| REQUIRED TASK |
Quote all lines below exactly. Images stay out.

>> Begin PROVIDED MATERIAL

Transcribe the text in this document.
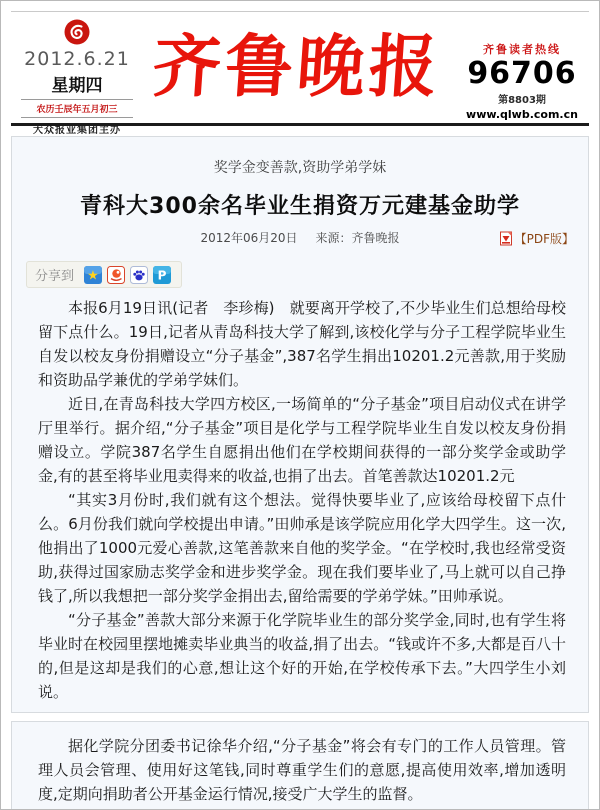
2012.6.21
星期四
农历壬辰年五月初三
大众报业集团主办
齐鲁晚报	齐鲁读者热线
96706
第8803期
www.qlwb.com.cn
奖学金变善款,资助学弟学妹
青科大300余名毕业生捐资万元建基金助学
2012年06月20日 来源：齐鲁晚报	【PDF版】
分享到 ★	P

本报6月19日讯(记者　李珍梅)　就要离开学校了,不少毕业生们总想给母校留下点什么。19日,记者从青岛科技大学了解到,该校化学与分子工程学院毕业生自发以校友身份捐赠设立“分子基金”,387名学生捐出10201.2元善款,用于奖励和资助品学兼优的学弟学妹们。

近日,在青岛科技大学四方校区,一场简单的“分子基金”项目启动仪式在讲学厅里举行。据介绍,“分子基金”项目是化学与工程学院毕业生自发以校友身份捐赠设立。学院387名学生自愿捐出他们在学校期间获得的一部分奖学金或助学金,有的甚至将毕业甩卖得来的收益,也捐了出去。首笔善款达10201.2元

“其实3月份时,我们就有这个想法。觉得快要毕业了,应该给母校留下点什么。6月份我们就向学校提出申请。”田帅承是该学院应用化学大四学生。这一次,他捐出了1000元爱心善款,这笔善款来自他的奖学金。“在学校时,我也经常受资助,获得过国家励志奖学金和进步奖学金。现在我们要毕业了,马上就可以自己挣钱了,所以我想把一部分奖学金捐出去,留给需要的学弟学妹。”田帅承说。

“分子基金”善款大部分来源于化学院毕业生的部分奖学金,同时,也有学生将毕业时在校园里摆地摊卖毕业典当的收益,捐了出去。“钱或许不多,大都是百八十的,但是这却是我们的心意,想让这个好的开始,在学校传承下去。”大四学生小刘说。

据化学院分团委书记徐华介绍,“分子基金”将会有专门的工作人员管理。管理人员会管理、使用好这笔钱,同时尊重学生们的意愿,提高使用效率,增加透明度,定期向捐助者公开基金运行情况,接受广大学生的监督。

>> End PROVIDED MATERIAL

| THE REPLY |
Transcribe the text in this document.
2012.6.21
星期四
农历壬辰年五月初三
大众报业集团主办
齐鲁晚报	齐鲁读者热线
96706
第8803期
www.qlwb.com.cn
奖学金变善款,资助学弟学妹
青科大300余名毕业生捐资万元建基金助学
2012年06月20日 来源：齐鲁晚报	【PDF版】
分享到 ★	P

本报6月19日讯(记者　李珍梅)　就要离开学校了,不少毕业生们总想给母校留下点什么。19日,记者从青岛科技大学了解到,该校化学与分子工程学院毕业生自发以校友身份捐赠设立“分子基金”,387名学生捐出10201.2元善款,用于奖励和资助品学兼优的学弟学妹们。

近日,在青岛科技大学四方校区,一场简单的“分子基金”项目启动仪式在讲学厅里举行。据介绍,“分子基金”项目是化学与工程学院毕业生自发以校友身份捐赠设立。学院387名学生自愿捐出他们在学校期间获得的一部分奖学金或助学金,有的甚至将毕业甩卖得来的收益,也捐了出去。首笔善款达10201.2元

“其实3月份时,我们就有这个想法。觉得快要毕业了,应该给母校留下点什么。6月份我们就向学校提出申请。”田帅承是该学院应用化学大四学生。这一次,他捐出了1000元爱心善款,这笔善款来自他的奖学金。“在学校时,我也经常受资助,获得过国家励志奖学金和进步奖学金。现在我们要毕业了,马上就可以自己挣钱了,所以我想把一部分奖学金捐出去,留给需要的学弟学妹。”田帅承说。

“分子基金”善款大部分来源于化学院毕业生的部分奖学金,同时,也有学生将毕业时在校园里摆地摊卖毕业典当的收益,捐了出去。“钱或许不多,大都是百八十的,但是这却是我们的心意,想让这个好的开始,在学校传承下去。”大四学生小刘说。

据化学院分团委书记徐华介绍,“分子基金”将会有专门的工作人员管理。管理人员会管理、使用好这笔钱,同时尊重学生们的意愿,提高使用效率,增加透明度,定期向捐助者公开基金运行情况,接受广大学生的监督。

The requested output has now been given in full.